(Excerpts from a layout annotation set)
┄┄┄┄┄┄┄┄┄┄┄┄┄┄┄┄┄┄┄┄
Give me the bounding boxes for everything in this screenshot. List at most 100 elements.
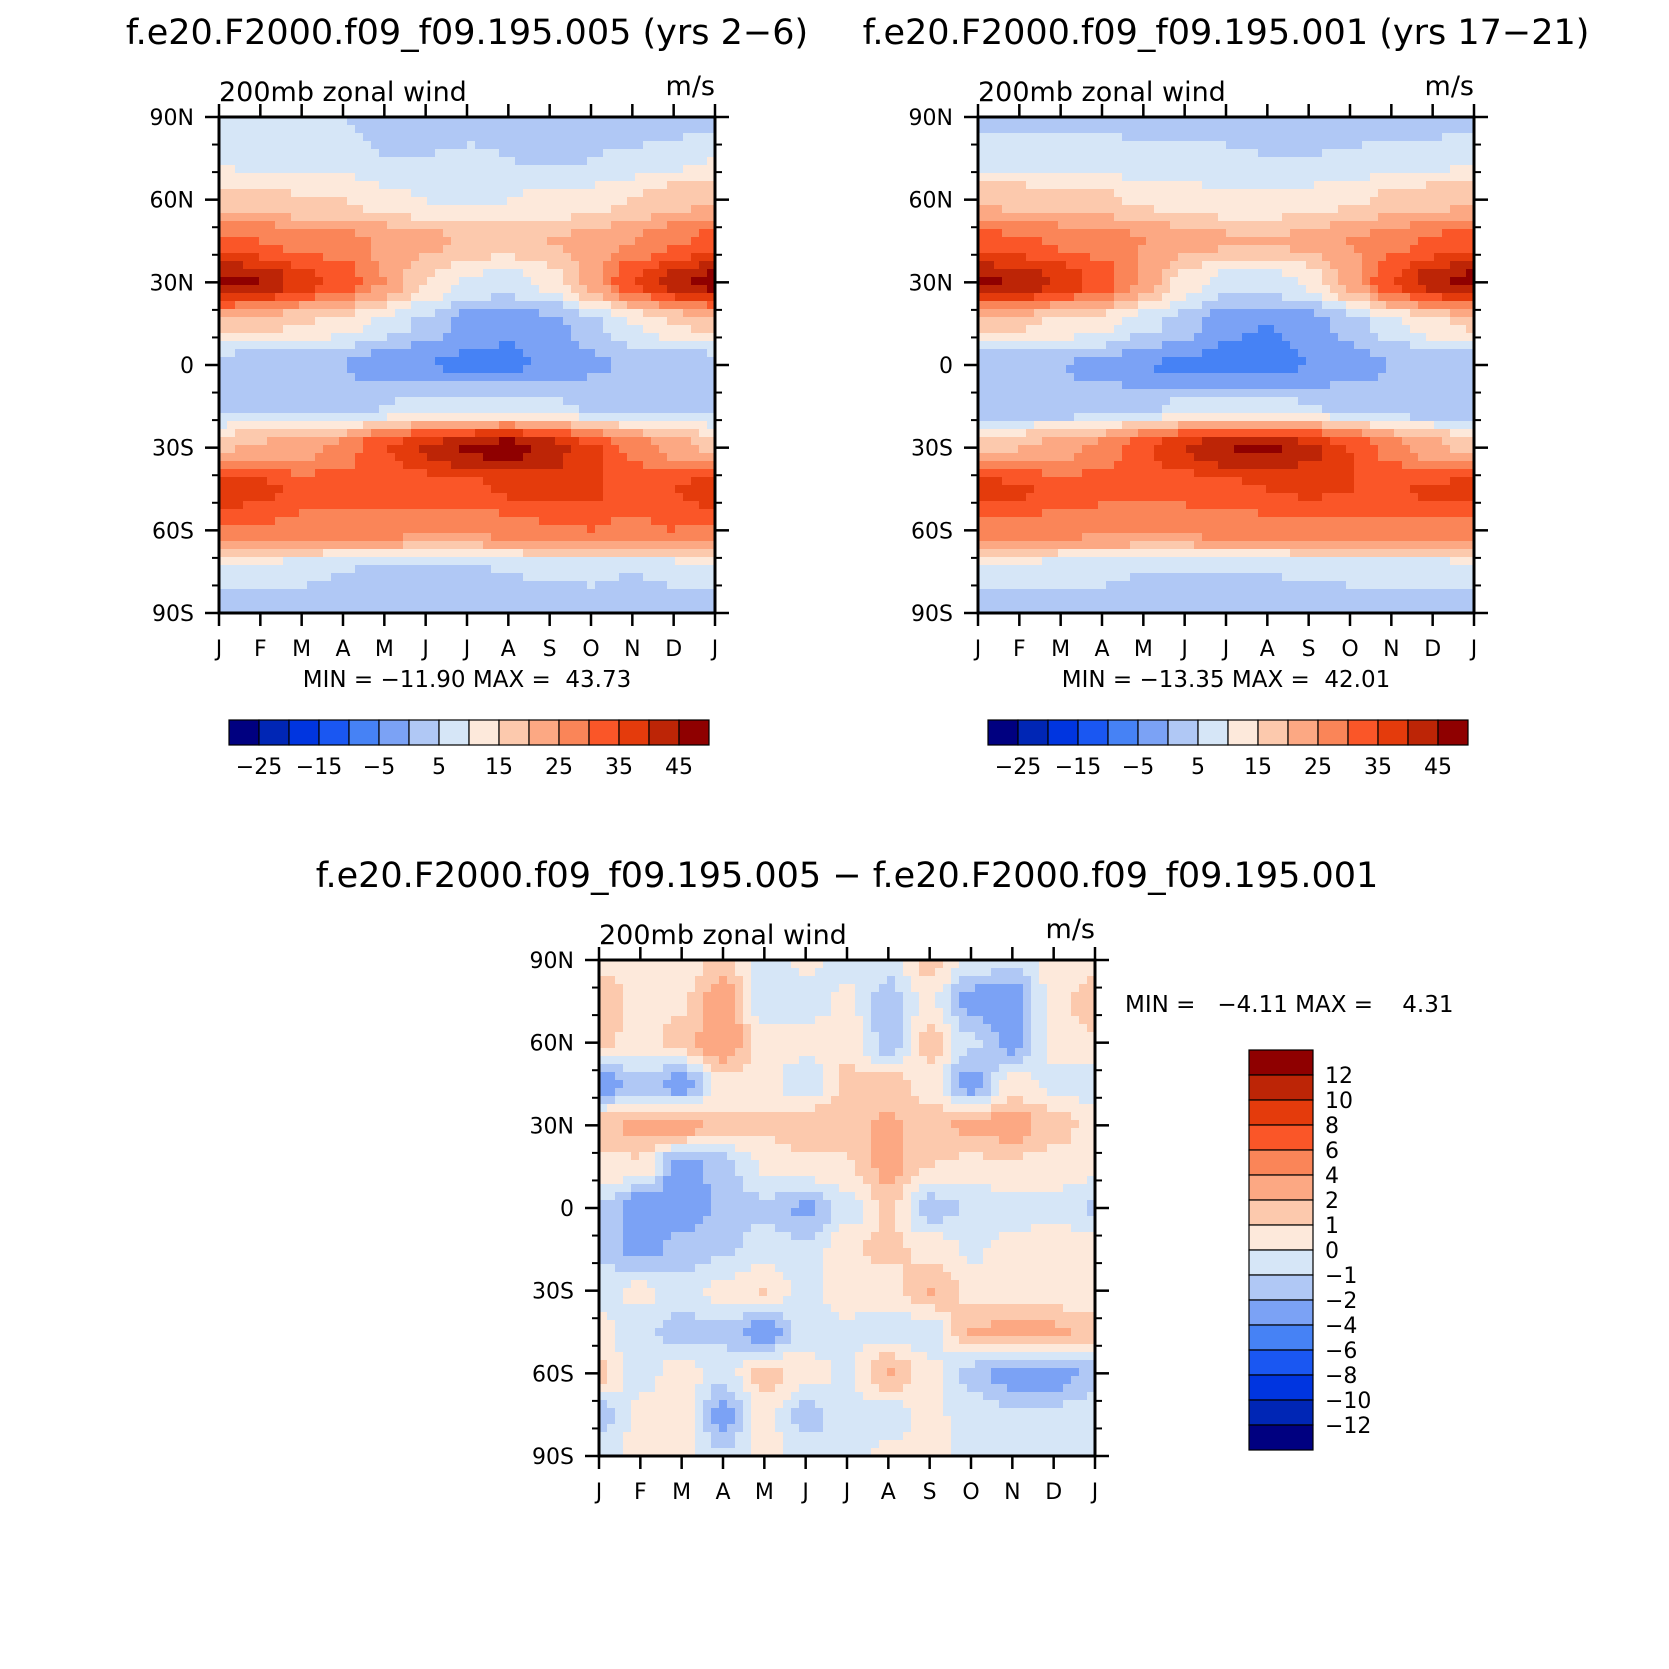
heatmap-cell [579,133,588,142]
heatmap-cell [595,565,604,574]
heatmap-cell [443,213,452,222]
heatmap-cell [339,541,348,550]
heatmap-cell [379,445,388,454]
heatmap-cell [227,205,236,214]
heatmap-cell [395,357,404,366]
heatmap-cell [675,469,684,478]
heatmap-cell [515,293,524,302]
heatmap-cell [507,253,516,262]
heatmap-cell [219,453,228,462]
heatmap-cell [1122,133,1131,142]
heatmap-cell [435,165,444,174]
heatmap-cell [411,229,420,238]
heatmap-cell [483,517,492,526]
heatmap-cell [403,205,412,214]
heatmap-cell [1258,229,1267,238]
heatmap-cell [323,309,332,318]
heatmap-cell [259,181,268,190]
heatmap-cell [435,317,444,326]
heatmap-cell [539,229,548,238]
heatmap-cell [355,381,364,390]
heatmap-cell [1234,173,1243,182]
heatmap-cell [379,269,388,278]
heatmap-cell [563,229,572,238]
heatmap-cell [627,237,636,246]
heatmap-cell [627,293,636,302]
heatmap-cell [515,373,524,382]
heatmap-cell [627,197,636,206]
heatmap-cell [659,229,668,238]
heatmap-cell [355,277,364,286]
heatmap-cell [643,477,652,486]
heatmap-cell [251,581,260,590]
heatmap-cell [323,429,332,438]
heatmap-cell [643,541,652,550]
heatmap-cell [227,437,236,446]
heatmap-cell [1218,213,1227,222]
heatmap-cell [659,501,668,510]
heatmap-cell [435,365,444,374]
heatmap-cell [243,245,252,254]
heatmap-cell [323,333,332,342]
heatmap-cell [251,453,260,462]
heatmap-cell [1098,237,1107,246]
heatmap-cell [515,389,524,398]
heatmap-cell [651,533,660,542]
heatmap-cell [539,149,548,158]
heatmap-cell [1450,181,1459,190]
heatmap-cell [691,589,700,598]
heatmap-cell [299,549,308,558]
heatmap-cell [331,525,340,534]
heatmap-cell [459,485,468,494]
heatmap-cell [475,429,484,438]
heatmap-cell [1090,173,1099,182]
heatmap-cell [291,501,300,510]
heatmap-cell [691,557,700,566]
heatmap-cell [427,501,436,510]
heatmap-cell [483,397,492,406]
heatmap-cell [603,197,612,206]
heatmap-cell [459,405,468,414]
heatmap-cell [371,381,380,390]
heatmap-cell [331,557,340,566]
heatmap-cell [1090,181,1099,190]
colorbar-swatch [318,719,350,746]
heatmap-cell [347,397,356,406]
heatmap-cell [283,245,292,254]
heatmap-cell [587,149,596,158]
heatmap-cell [443,381,452,390]
heatmap-cell [1258,117,1267,126]
heatmap-cell [675,117,684,126]
heatmap-cell [1346,197,1355,206]
heatmap-cell [1450,133,1459,142]
heatmap-cell [1378,205,1387,214]
heatmap-cell [483,589,492,598]
heatmap-cell [563,141,572,150]
heatmap-cell [627,309,636,318]
heatmap-cell [443,445,452,454]
heatmap-cell [475,525,484,534]
heatmap-cell [275,445,284,454]
heatmap-cell [347,221,356,230]
heatmap-cell [1034,245,1043,254]
heatmap-cell [219,429,228,438]
heatmap-cell [555,229,564,238]
heatmap-cell [1186,189,1195,198]
heatmap-cell [1402,165,1411,174]
heatmap-cell [315,261,324,270]
heatmap-cell [1426,213,1435,222]
heatmap-cell [331,365,340,374]
heatmap-cell [547,189,556,198]
heatmap-cell [635,173,644,182]
heatmap-cell [659,405,668,414]
heatmap-cell [347,125,356,134]
heatmap-cell [435,253,444,262]
heatmap-cell [587,573,596,582]
heatmap-cell [675,341,684,350]
heatmap-cell [347,461,356,470]
heatmap-cell [1450,165,1459,174]
heatmap-cell [1170,221,1179,230]
heatmap-cell [539,189,548,198]
heatmap-cell [667,541,676,550]
heatmap-cell [283,373,292,382]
┄┄┄┄┄┄┄┄┄┄┄┄┄┄┄┄┄┄┄┄
* Brief:
Reproduce the listing above word for word, every line of it, leaving out the pictures.

* Result of this task:
Give me the bounding boxes for everything in this screenshot. List at most 100 elements.
heatmap-cell [579,133,588,142]
heatmap-cell [595,565,604,574]
heatmap-cell [443,213,452,222]
heatmap-cell [339,541,348,550]
heatmap-cell [379,445,388,454]
heatmap-cell [227,205,236,214]
heatmap-cell [395,357,404,366]
heatmap-cell [675,469,684,478]
heatmap-cell [515,293,524,302]
heatmap-cell [507,253,516,262]
heatmap-cell [219,453,228,462]
heatmap-cell [1122,133,1131,142]
heatmap-cell [435,165,444,174]
heatmap-cell [411,229,420,238]
heatmap-cell [483,517,492,526]
heatmap-cell [403,205,412,214]
heatmap-cell [1258,229,1267,238]
heatmap-cell [323,309,332,318]
heatmap-cell [259,181,268,190]
heatmap-cell [435,317,444,326]
heatmap-cell [539,229,548,238]
heatmap-cell [355,381,364,390]
heatmap-cell [1234,173,1243,182]
heatmap-cell [379,269,388,278]
heatmap-cell [563,229,572,238]
heatmap-cell [627,237,636,246]
heatmap-cell [627,293,636,302]
heatmap-cell [515,373,524,382]
heatmap-cell [627,197,636,206]
heatmap-cell [659,229,668,238]
heatmap-cell [355,277,364,286]
heatmap-cell [643,477,652,486]
heatmap-cell [251,581,260,590]
heatmap-cell [323,429,332,438]
heatmap-cell [643,541,652,550]
heatmap-cell [227,437,236,446]
heatmap-cell [1218,213,1227,222]
heatmap-cell [659,501,668,510]
heatmap-cell [435,365,444,374]
heatmap-cell [243,245,252,254]
heatmap-cell [323,333,332,342]
heatmap-cell [251,453,260,462]
heatmap-cell [1098,237,1107,246]
heatmap-cell [515,389,524,398]
heatmap-cell [651,533,660,542]
heatmap-cell [539,149,548,158]
heatmap-cell [1450,181,1459,190]
heatmap-cell [691,589,700,598]
heatmap-cell [299,549,308,558]
heatmap-cell [331,525,340,534]
heatmap-cell [459,485,468,494]
heatmap-cell [475,429,484,438]
heatmap-cell [1090,173,1099,182]
heatmap-cell [291,501,300,510]
heatmap-cell [691,557,700,566]
heatmap-cell [427,501,436,510]
heatmap-cell [483,397,492,406]
heatmap-cell [603,197,612,206]
heatmap-cell [459,405,468,414]
heatmap-cell [371,381,380,390]
heatmap-cell [331,557,340,566]
heatmap-cell [1090,181,1099,190]
colorbar-swatch [318,719,350,746]
heatmap-cell [347,397,356,406]
heatmap-cell [283,245,292,254]
heatmap-cell [587,149,596,158]
heatmap-cell [443,381,452,390]
heatmap-cell [1258,117,1267,126]
heatmap-cell [675,117,684,126]
heatmap-cell [1346,197,1355,206]
heatmap-cell [1450,133,1459,142]
heatmap-cell [1378,205,1387,214]
heatmap-cell [483,589,492,598]
heatmap-cell [563,141,572,150]
heatmap-cell [627,309,636,318]
heatmap-cell [443,445,452,454]
heatmap-cell [475,525,484,534]
heatmap-cell [275,445,284,454]
heatmap-cell [347,221,356,230]
heatmap-cell [1034,245,1043,254]
heatmap-cell [219,429,228,438]
heatmap-cell [555,229,564,238]
heatmap-cell [1186,189,1195,198]
heatmap-cell [1402,165,1411,174]
heatmap-cell [315,261,324,270]
heatmap-cell [1426,213,1435,222]
heatmap-cell [331,365,340,374]
heatmap-cell [547,189,556,198]
heatmap-cell [635,173,644,182]
heatmap-cell [659,405,668,414]
heatmap-cell [347,125,356,134]
heatmap-cell [435,253,444,262]
heatmap-cell [587,573,596,582]
heatmap-cell [675,341,684,350]
heatmap-cell [347,461,356,470]
heatmap-cell [1450,165,1459,174]
heatmap-cell [1170,221,1179,230]
heatmap-cell [539,189,548,198]
heatmap-cell [667,541,676,550]
heatmap-cell [283,373,292,382]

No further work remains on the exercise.